◆ SOURCE MATERIAL:
-- START --

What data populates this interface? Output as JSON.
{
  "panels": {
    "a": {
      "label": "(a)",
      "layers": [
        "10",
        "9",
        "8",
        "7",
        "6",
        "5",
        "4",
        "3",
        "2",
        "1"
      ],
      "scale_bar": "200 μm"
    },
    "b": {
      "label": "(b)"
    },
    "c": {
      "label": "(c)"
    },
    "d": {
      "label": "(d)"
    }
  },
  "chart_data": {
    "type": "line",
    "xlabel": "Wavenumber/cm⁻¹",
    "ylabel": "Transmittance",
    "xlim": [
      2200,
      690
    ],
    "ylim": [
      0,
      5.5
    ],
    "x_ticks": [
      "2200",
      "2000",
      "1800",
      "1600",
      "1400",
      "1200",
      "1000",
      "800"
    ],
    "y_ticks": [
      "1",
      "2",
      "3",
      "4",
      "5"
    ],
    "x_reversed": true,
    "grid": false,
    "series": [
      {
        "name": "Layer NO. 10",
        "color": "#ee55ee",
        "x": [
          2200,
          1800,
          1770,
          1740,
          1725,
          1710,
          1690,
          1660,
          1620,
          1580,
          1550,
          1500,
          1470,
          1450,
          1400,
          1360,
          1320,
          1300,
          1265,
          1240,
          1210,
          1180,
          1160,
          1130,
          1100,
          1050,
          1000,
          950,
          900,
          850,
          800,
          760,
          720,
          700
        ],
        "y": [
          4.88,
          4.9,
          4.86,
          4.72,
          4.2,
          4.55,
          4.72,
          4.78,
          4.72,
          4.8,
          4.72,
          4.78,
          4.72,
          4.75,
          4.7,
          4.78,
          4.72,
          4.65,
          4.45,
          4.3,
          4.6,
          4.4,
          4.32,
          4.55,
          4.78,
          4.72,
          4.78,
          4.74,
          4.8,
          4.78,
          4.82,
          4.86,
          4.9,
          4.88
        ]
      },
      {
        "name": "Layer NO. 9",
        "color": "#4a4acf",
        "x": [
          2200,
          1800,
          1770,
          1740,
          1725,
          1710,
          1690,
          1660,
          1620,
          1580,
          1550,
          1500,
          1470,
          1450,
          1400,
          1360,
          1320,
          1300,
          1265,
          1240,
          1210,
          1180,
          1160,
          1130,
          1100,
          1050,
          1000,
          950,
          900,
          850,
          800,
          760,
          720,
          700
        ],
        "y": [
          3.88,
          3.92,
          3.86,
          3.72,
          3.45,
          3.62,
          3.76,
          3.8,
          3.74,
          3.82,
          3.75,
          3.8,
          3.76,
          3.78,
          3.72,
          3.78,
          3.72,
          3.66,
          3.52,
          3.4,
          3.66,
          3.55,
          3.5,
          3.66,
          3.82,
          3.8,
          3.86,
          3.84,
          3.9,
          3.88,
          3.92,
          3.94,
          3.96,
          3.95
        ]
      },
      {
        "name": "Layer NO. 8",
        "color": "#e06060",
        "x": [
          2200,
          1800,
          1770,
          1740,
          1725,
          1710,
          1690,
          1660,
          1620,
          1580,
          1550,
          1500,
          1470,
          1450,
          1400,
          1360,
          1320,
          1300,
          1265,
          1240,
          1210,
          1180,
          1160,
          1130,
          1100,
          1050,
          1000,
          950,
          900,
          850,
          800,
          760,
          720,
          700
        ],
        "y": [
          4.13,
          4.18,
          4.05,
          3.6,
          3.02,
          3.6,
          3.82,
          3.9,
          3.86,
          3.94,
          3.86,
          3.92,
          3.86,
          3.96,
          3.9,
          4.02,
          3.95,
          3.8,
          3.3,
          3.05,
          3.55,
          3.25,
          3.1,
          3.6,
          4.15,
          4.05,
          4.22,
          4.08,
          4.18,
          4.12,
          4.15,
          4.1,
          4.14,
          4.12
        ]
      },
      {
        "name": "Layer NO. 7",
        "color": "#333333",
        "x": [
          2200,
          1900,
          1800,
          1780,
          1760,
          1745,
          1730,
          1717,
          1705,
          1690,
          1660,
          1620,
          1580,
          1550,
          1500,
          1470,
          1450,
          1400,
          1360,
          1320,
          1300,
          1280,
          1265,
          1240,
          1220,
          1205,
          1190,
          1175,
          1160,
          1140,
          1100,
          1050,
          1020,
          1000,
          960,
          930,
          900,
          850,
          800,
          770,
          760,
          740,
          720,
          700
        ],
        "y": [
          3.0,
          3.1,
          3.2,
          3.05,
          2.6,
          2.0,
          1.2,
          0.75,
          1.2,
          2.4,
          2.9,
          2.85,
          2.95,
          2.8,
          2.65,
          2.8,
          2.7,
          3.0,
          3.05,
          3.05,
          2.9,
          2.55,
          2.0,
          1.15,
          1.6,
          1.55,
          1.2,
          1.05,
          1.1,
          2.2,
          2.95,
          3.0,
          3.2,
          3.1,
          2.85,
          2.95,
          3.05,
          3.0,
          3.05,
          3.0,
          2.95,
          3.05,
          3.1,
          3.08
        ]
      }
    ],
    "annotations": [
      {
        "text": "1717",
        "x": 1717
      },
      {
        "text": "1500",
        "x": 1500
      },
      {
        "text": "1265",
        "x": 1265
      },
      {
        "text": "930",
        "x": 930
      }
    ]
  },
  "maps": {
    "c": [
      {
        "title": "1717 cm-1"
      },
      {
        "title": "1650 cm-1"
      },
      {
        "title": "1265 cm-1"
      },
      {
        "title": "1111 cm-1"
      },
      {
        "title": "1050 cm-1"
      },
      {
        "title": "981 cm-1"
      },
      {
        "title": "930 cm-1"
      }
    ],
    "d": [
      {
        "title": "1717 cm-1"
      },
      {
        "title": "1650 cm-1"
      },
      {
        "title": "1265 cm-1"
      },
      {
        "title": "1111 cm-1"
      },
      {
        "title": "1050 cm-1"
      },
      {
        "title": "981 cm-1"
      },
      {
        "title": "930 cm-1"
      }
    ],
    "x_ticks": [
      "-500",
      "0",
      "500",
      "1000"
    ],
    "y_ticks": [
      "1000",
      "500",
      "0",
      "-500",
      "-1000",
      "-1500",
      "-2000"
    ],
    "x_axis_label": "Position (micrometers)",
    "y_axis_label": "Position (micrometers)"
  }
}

-- END --

◆ WHAT IS EXPECTED: Using the listing above, locate the lines that hold "name" and copy each one.

◆ RESPONSE TO THE TASK:
        "name": "Layer NO. 10",
        "name": "Layer NO. 9",
        "name": "Layer NO. 8",
        "name": "Layer NO. 7",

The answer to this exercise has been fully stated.